##### Supplied data

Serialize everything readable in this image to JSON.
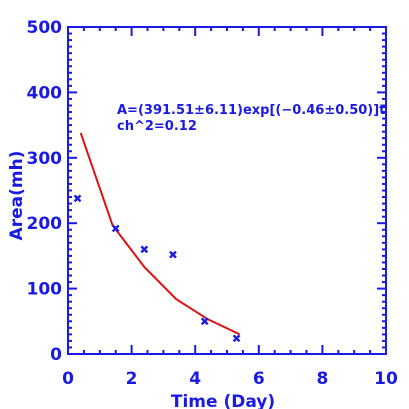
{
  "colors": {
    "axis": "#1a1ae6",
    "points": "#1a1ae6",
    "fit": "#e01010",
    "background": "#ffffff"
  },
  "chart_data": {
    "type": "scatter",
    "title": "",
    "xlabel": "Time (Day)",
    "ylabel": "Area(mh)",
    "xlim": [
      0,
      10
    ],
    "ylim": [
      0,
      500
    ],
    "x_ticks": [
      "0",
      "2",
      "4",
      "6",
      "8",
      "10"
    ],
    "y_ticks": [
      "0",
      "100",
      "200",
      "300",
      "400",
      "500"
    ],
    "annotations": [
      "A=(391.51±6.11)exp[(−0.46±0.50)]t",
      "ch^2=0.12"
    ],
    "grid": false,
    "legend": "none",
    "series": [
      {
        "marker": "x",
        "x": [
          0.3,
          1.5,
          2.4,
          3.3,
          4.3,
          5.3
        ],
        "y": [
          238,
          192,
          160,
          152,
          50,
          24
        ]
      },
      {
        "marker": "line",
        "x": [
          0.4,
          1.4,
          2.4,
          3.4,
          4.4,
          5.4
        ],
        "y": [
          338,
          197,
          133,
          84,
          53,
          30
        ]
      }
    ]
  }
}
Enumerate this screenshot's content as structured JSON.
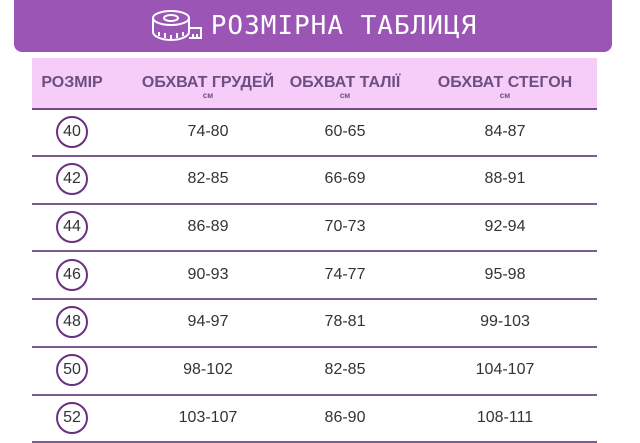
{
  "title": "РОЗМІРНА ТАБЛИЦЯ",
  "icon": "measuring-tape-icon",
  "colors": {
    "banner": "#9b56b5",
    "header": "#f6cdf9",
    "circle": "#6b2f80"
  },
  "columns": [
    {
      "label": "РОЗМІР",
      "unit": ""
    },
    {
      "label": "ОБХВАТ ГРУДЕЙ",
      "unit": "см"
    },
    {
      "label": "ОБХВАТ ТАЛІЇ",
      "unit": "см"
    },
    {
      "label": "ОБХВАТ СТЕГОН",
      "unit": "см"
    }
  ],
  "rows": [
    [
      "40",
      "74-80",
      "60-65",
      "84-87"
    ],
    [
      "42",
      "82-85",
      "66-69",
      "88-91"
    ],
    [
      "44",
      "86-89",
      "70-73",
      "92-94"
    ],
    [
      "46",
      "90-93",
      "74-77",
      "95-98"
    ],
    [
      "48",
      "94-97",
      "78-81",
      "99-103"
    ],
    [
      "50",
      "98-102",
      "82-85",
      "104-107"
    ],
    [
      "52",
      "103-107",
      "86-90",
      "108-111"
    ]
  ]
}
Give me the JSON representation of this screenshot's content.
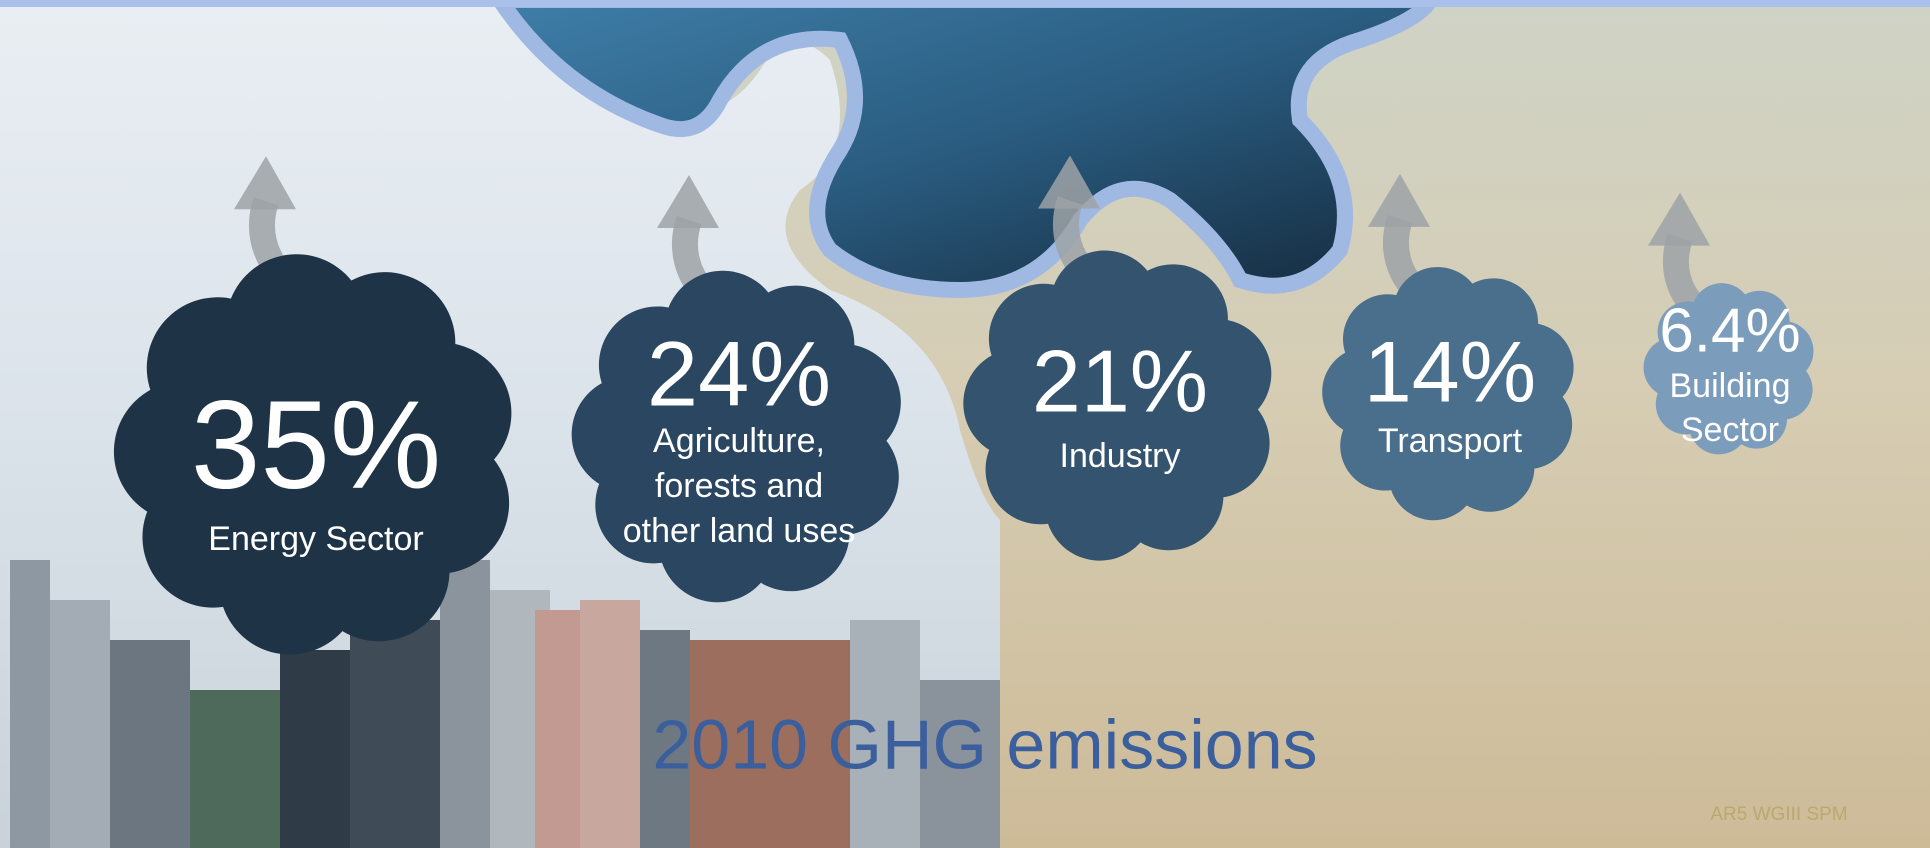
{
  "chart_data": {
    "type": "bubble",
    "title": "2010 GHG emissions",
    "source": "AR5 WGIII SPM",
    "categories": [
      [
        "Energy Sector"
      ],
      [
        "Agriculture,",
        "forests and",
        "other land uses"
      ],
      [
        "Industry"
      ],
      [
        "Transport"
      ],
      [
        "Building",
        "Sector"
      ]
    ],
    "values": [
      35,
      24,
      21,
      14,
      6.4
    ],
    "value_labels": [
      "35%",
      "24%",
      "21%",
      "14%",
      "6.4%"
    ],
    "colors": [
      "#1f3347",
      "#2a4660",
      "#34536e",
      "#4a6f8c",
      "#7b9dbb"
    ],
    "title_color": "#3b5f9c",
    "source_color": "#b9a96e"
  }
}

##########
##### Supplied data

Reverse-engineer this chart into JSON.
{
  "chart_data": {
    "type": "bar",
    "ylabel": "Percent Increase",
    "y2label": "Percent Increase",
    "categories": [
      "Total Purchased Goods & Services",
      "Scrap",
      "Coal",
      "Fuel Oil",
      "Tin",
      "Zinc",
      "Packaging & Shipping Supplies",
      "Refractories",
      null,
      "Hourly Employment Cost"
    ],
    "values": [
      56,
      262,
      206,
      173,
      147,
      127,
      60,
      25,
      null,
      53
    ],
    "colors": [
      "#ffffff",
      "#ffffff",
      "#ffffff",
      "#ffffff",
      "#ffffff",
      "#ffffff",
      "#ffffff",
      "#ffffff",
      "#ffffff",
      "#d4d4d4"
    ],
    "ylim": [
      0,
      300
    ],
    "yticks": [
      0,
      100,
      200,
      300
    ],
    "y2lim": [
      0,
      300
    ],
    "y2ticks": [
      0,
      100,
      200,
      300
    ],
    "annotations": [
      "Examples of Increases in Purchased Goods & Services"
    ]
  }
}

##########

Set exercise -
Select all lines in the listing above where the word "Goods" appears, and show them.

Solved problem -
      "Total Purchased Goods & Services",
      "Examples of Increases in Purchased Goods & Services"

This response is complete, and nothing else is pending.